[Chart and figure data]
******************************

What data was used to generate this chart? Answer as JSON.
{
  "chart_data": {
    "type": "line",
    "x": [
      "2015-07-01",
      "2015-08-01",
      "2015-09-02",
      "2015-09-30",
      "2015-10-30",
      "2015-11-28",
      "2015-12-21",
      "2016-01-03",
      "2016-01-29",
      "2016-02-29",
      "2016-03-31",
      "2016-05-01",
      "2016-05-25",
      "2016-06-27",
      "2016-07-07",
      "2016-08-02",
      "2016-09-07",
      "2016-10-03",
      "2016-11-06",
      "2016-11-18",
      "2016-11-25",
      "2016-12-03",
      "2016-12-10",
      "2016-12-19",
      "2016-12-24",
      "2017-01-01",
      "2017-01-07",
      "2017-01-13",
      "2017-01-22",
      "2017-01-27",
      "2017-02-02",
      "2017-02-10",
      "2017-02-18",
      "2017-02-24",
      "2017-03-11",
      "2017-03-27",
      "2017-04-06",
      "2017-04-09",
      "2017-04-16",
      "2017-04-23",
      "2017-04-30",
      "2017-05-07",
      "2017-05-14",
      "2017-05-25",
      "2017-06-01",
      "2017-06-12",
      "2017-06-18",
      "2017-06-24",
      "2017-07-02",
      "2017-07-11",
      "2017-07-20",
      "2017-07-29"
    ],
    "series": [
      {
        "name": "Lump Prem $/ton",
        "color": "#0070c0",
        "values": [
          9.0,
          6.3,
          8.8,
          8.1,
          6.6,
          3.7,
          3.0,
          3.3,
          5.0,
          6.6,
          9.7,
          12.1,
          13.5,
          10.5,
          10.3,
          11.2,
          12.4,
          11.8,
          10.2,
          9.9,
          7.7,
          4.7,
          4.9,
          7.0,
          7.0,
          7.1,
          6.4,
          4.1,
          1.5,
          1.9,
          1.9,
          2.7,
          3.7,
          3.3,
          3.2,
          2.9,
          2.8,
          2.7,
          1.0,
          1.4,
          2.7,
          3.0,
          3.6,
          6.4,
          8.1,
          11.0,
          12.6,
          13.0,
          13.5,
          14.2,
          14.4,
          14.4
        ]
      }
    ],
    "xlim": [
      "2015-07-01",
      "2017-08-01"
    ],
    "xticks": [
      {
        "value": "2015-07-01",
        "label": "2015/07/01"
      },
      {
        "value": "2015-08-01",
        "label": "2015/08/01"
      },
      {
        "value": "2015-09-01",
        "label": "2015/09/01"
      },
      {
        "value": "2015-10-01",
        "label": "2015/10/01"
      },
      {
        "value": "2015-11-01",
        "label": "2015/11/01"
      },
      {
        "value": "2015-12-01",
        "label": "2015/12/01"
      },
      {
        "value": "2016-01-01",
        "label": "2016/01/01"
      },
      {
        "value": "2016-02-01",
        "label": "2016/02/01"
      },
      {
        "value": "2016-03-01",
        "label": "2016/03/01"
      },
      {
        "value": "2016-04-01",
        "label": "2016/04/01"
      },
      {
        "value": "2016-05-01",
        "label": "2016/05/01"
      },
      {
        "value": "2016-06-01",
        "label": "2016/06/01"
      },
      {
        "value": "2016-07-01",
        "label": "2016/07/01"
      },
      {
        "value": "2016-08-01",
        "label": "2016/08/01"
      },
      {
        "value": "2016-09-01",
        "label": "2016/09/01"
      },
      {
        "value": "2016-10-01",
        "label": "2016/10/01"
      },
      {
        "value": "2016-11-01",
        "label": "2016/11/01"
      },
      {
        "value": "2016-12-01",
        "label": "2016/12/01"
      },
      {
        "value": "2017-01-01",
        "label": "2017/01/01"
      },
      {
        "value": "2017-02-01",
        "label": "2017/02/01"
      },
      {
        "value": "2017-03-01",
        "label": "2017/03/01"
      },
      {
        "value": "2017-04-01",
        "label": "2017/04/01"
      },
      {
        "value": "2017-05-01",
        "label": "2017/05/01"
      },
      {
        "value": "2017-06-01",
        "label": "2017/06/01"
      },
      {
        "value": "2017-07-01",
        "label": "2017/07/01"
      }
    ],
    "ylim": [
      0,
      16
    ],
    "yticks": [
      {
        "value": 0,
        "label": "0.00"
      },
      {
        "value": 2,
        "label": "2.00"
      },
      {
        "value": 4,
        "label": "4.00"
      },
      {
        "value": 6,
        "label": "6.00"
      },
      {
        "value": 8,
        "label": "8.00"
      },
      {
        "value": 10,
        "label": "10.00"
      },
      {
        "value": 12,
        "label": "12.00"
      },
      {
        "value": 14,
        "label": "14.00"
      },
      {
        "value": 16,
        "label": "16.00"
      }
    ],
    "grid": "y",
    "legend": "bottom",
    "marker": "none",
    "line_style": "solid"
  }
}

******************************

• **The exercise**:
Extract all of the data above and output it character for character.

• **Answer**:
What data was used to generate this chart? Answer as JSON.
{
  "chart_data": {
    "type": "line",
    "x": [
      "2015-07-01",
      "2015-08-01",
      "2015-09-02",
      "2015-09-30",
      "2015-10-30",
      "2015-11-28",
      "2015-12-21",
      "2016-01-03",
      "2016-01-29",
      "2016-02-29",
      "2016-03-31",
      "2016-05-01",
      "2016-05-25",
      "2016-06-27",
      "2016-07-07",
      "2016-08-02",
      "2016-09-07",
      "2016-10-03",
      "2016-11-06",
      "2016-11-18",
      "2016-11-25",
      "2016-12-03",
      "2016-12-10",
      "2016-12-19",
      "2016-12-24",
      "2017-01-01",
      "2017-01-07",
      "2017-01-13",
      "2017-01-22",
      "2017-01-27",
      "2017-02-02",
      "2017-02-10",
      "2017-02-18",
      "2017-02-24",
      "2017-03-11",
      "2017-03-27",
      "2017-04-06",
      "2017-04-09",
      "2017-04-16",
      "2017-04-23",
      "2017-04-30",
      "2017-05-07",
      "2017-05-14",
      "2017-05-25",
      "2017-06-01",
      "2017-06-12",
      "2017-06-18",
      "2017-06-24",
      "2017-07-02",
      "2017-07-11",
      "2017-07-20",
      "2017-07-29"
    ],
    "series": [
      {
        "name": "Lump Prem $/ton",
        "color": "#0070c0",
        "values": [
          9.0,
          6.3,
          8.8,
          8.1,
          6.6,
          3.7,
          3.0,
          3.3,
          5.0,
          6.6,
          9.7,
          12.1,
          13.5,
          10.5,
          10.3,
          11.2,
          12.4,
          11.8,
          10.2,
          9.9,
          7.7,
          4.7,
          4.9,
          7.0,
          7.0,
          7.1,
          6.4,
          4.1,
          1.5,
          1.9,
          1.9,
          2.7,
          3.7,
          3.3,
          3.2,
          2.9,
          2.8,
          2.7,
          1.0,
          1.4,
          2.7,
          3.0,
          3.6,
          6.4,
          8.1,
          11.0,
          12.6,
          13.0,
          13.5,
          14.2,
          14.4,
          14.4
        ]
      }
    ],
    "xlim": [
      "2015-07-01",
      "2017-08-01"
    ],
    "xticks": [
      {
        "value": "2015-07-01",
        "label": "2015/07/01"
      },
      {
        "value": "2015-08-01",
        "label": "2015/08/01"
      },
      {
        "value": "2015-09-01",
        "label": "2015/09/01"
      },
      {
        "value": "2015-10-01",
        "label": "2015/10/01"
      },
      {
        "value": "2015-11-01",
        "label": "2015/11/01"
      },
      {
        "value": "2015-12-01",
        "label": "2015/12/01"
      },
      {
        "value": "2016-01-01",
        "label": "2016/01/01"
      },
      {
        "value": "2016-02-01",
        "label": "2016/02/01"
      },
      {
        "value": "2016-03-01",
        "label": "2016/03/01"
      },
      {
        "value": "2016-04-01",
        "label": "2016/04/01"
      },
      {
        "value": "2016-05-01",
        "label": "2016/05/01"
      },
      {
        "value": "2016-06-01",
        "label": "2016/06/01"
      },
      {
        "value": "2016-07-01",
        "label": "2016/07/01"
      },
      {
        "value": "2016-08-01",
        "label": "2016/08/01"
      },
      {
        "value": "2016-09-01",
        "label": "2016/09/01"
      },
      {
        "value": "2016-10-01",
        "label": "2016/10/01"
      },
      {
        "value": "2016-11-01",
        "label": "2016/11/01"
      },
      {
        "value": "2016-12-01",
        "label": "2016/12/01"
      },
      {
        "value": "2017-01-01",
        "label": "2017/01/01"
      },
      {
        "value": "2017-02-01",
        "label": "2017/02/01"
      },
      {
        "value": "2017-03-01",
        "label": "2017/03/01"
      },
      {
        "value": "2017-04-01",
        "label": "2017/04/01"
      },
      {
        "value": "2017-05-01",
        "label": "2017/05/01"
      },
      {
        "value": "2017-06-01",
        "label": "2017/06/01"
      },
      {
        "value": "2017-07-01",
        "label": "2017/07/01"
      }
    ],
    "ylim": [
      0,
      16
    ],
    "yticks": [
      {
        "value": 0,
        "label": "0.00"
      },
      {
        "value": 2,
        "label": "2.00"
      },
      {
        "value": 4,
        "label": "4.00"
      },
      {
        "value": 6,
        "label": "6.00"
      },
      {
        "value": 8,
        "label": "8.00"
      },
      {
        "value": 10,
        "label": "10.00"
      },
      {
        "value": 12,
        "label": "12.00"
      },
      {
        "value": 14,
        "label": "14.00"
      },
      {
        "value": 16,
        "label": "16.00"
      }
    ],
    "grid": "y",
    "legend": "bottom",
    "marker": "none",
    "line_style": "solid"
  }
}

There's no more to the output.